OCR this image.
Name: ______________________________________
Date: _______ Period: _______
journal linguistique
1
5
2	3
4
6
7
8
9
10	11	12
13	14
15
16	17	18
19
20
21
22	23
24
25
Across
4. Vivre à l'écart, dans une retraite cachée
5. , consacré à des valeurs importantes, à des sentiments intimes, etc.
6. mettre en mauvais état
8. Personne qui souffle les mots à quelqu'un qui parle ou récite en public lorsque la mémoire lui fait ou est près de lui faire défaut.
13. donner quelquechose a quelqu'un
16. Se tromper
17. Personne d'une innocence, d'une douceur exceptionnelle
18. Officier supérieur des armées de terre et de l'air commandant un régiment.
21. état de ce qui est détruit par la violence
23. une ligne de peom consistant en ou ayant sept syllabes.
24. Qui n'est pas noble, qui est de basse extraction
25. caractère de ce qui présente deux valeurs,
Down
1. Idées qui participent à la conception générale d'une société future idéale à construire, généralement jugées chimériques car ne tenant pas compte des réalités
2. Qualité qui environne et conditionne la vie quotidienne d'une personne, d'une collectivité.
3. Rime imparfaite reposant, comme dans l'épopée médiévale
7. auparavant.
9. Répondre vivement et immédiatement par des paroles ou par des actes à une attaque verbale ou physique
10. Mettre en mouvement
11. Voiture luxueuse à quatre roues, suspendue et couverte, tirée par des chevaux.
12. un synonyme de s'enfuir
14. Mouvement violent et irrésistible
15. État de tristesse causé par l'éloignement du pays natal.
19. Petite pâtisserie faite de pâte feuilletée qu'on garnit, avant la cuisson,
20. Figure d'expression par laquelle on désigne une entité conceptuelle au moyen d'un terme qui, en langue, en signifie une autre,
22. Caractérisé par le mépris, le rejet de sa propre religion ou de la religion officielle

**********

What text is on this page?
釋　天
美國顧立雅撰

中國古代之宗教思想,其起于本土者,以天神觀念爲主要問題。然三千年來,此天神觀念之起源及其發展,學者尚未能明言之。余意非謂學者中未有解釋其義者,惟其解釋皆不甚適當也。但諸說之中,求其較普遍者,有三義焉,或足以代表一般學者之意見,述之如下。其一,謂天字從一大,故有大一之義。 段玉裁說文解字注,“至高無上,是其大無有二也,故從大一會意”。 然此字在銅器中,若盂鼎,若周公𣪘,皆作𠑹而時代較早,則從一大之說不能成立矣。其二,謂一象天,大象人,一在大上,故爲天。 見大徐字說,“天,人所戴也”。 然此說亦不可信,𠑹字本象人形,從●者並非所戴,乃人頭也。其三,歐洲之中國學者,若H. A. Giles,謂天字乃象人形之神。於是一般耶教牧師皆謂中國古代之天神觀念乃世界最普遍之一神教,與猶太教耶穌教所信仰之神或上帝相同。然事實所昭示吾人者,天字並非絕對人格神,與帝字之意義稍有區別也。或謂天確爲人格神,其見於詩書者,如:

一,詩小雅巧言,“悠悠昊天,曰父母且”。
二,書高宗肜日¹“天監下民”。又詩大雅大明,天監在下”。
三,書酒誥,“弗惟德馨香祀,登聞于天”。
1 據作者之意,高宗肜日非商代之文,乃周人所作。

**********

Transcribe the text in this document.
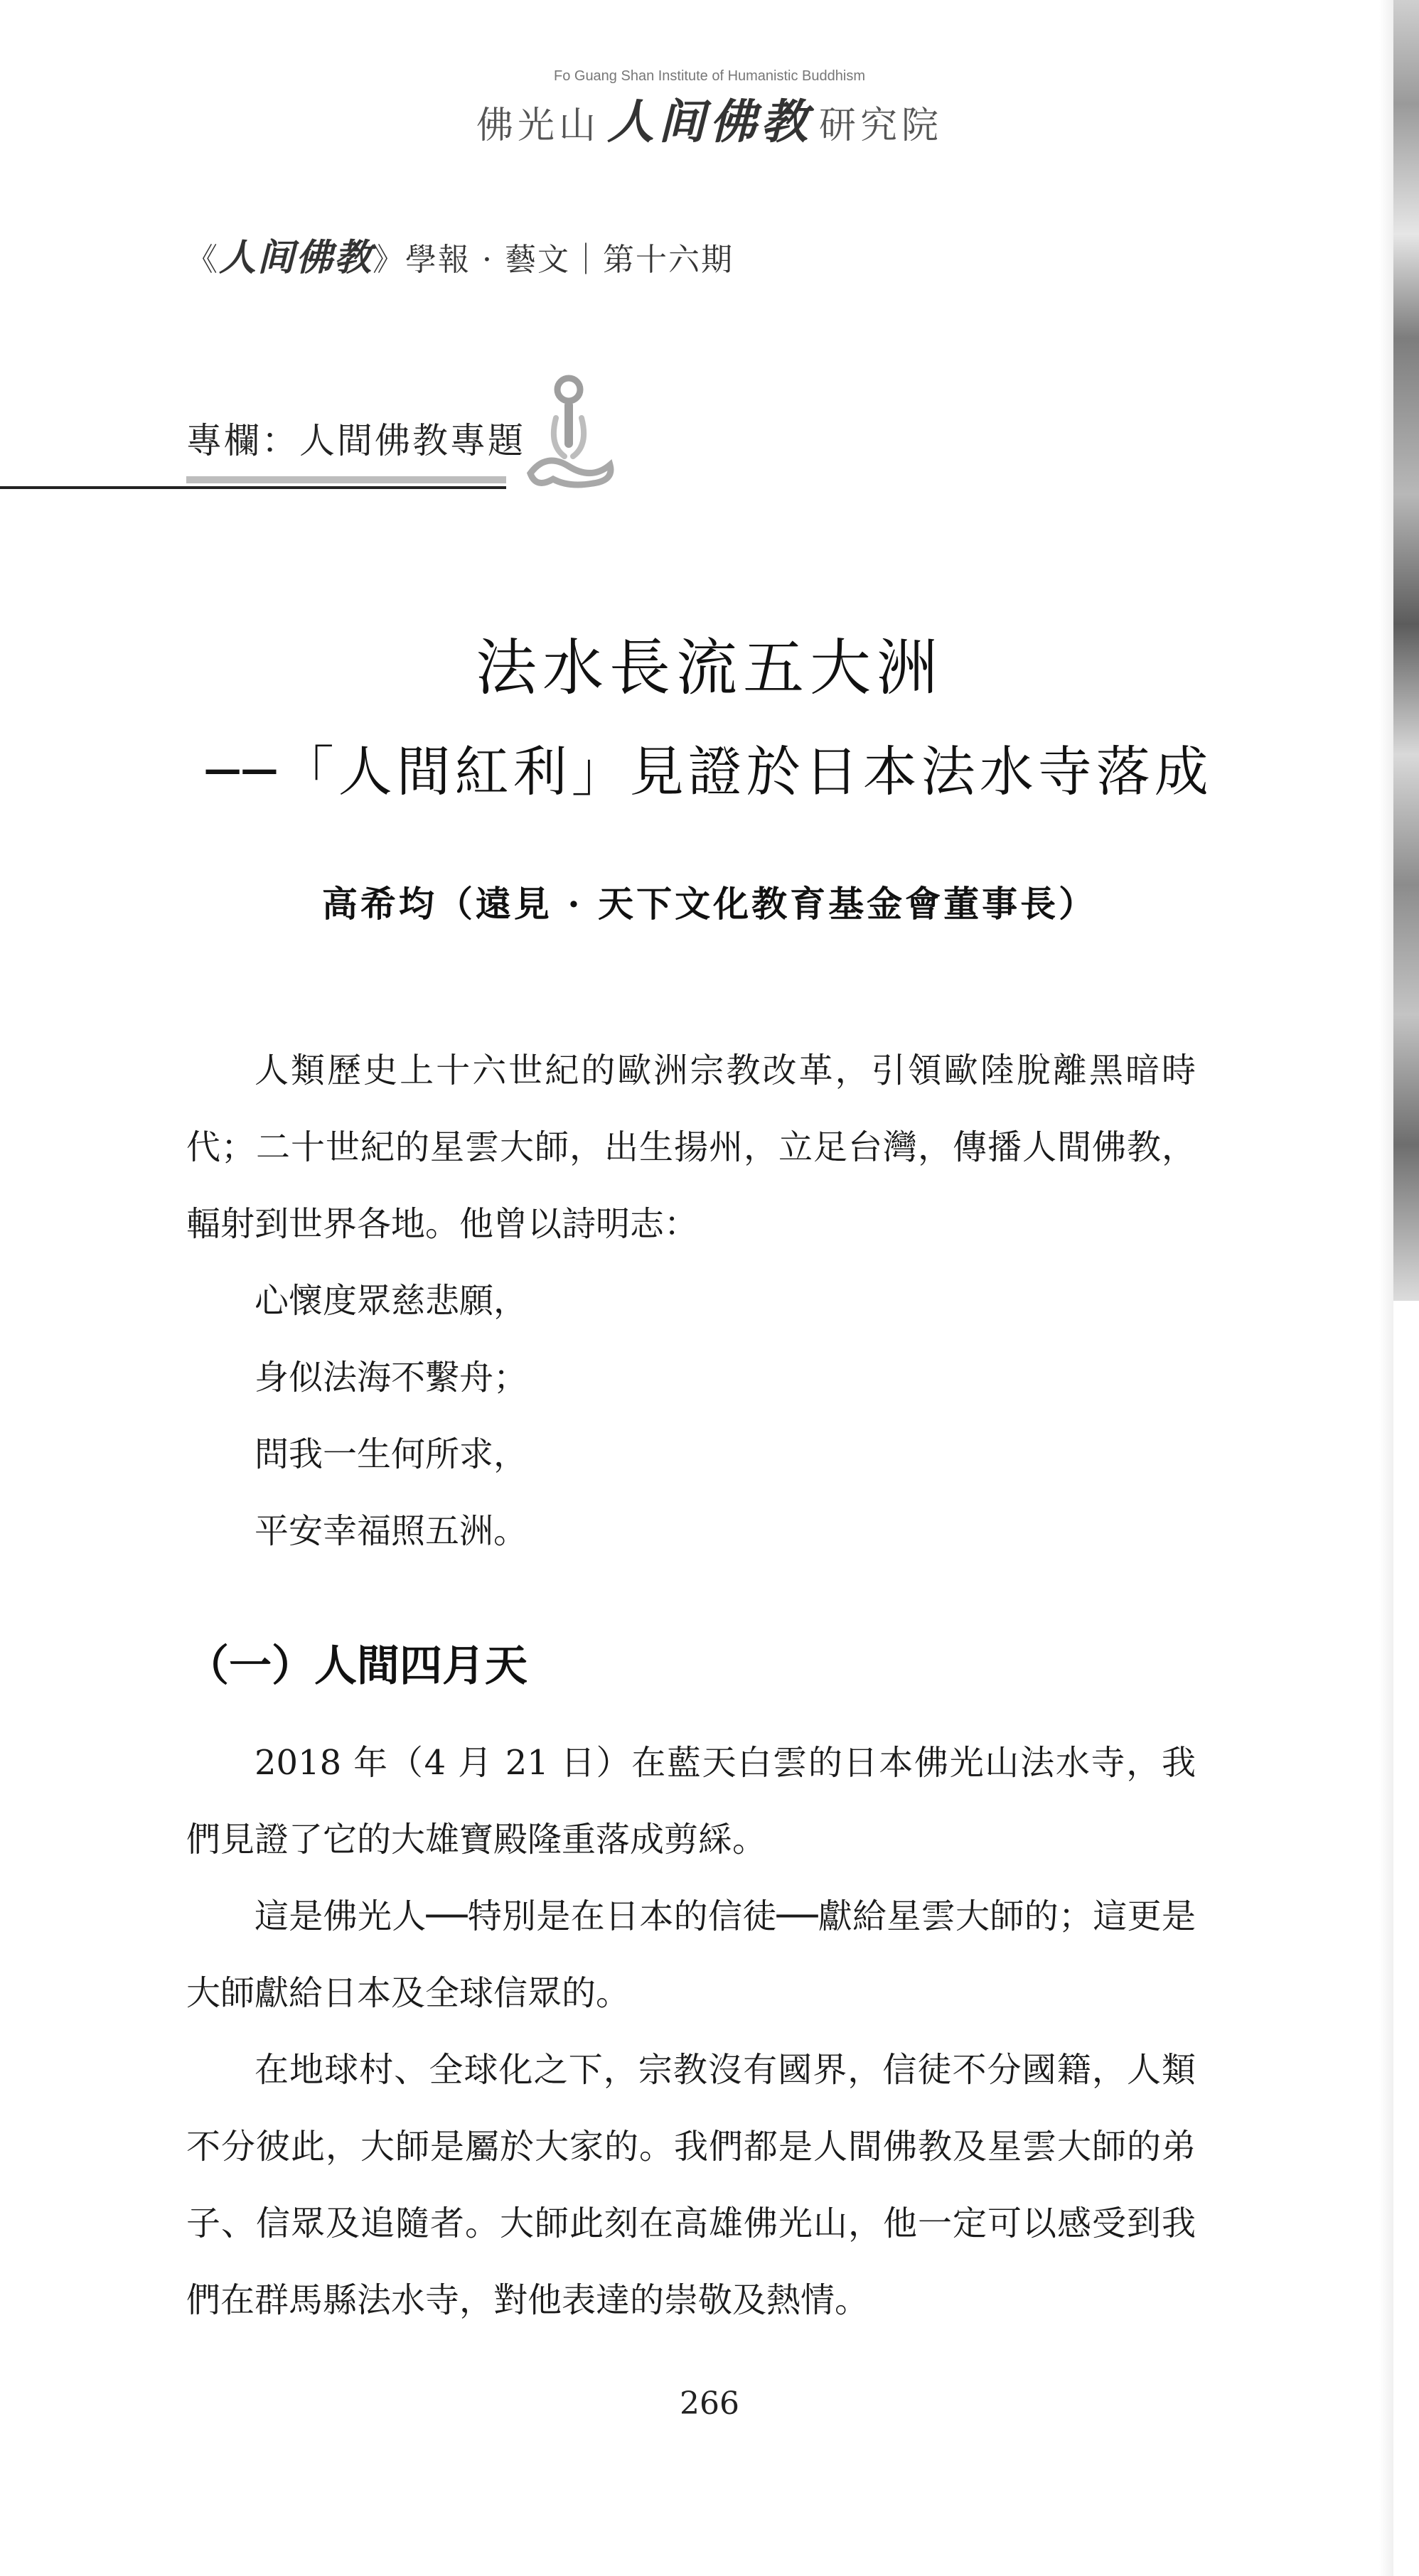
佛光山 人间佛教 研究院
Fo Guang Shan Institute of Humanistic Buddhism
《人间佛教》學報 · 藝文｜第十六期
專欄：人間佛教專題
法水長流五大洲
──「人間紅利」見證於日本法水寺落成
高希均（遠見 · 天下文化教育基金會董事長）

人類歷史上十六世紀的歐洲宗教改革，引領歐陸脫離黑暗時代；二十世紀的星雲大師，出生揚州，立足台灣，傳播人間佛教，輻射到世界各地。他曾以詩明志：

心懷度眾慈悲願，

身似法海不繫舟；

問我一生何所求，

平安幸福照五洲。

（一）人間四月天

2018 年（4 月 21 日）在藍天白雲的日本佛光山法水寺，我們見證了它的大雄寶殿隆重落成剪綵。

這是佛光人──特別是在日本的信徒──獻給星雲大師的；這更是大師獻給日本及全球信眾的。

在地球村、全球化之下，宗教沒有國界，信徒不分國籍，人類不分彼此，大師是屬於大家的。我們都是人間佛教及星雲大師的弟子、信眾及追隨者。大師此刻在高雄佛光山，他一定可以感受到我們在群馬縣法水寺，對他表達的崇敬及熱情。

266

**********

> [TASK INSTRUCTIONS] State only the count of lines above that hold the string "text".

> [EXERCISE RESPONSE] 2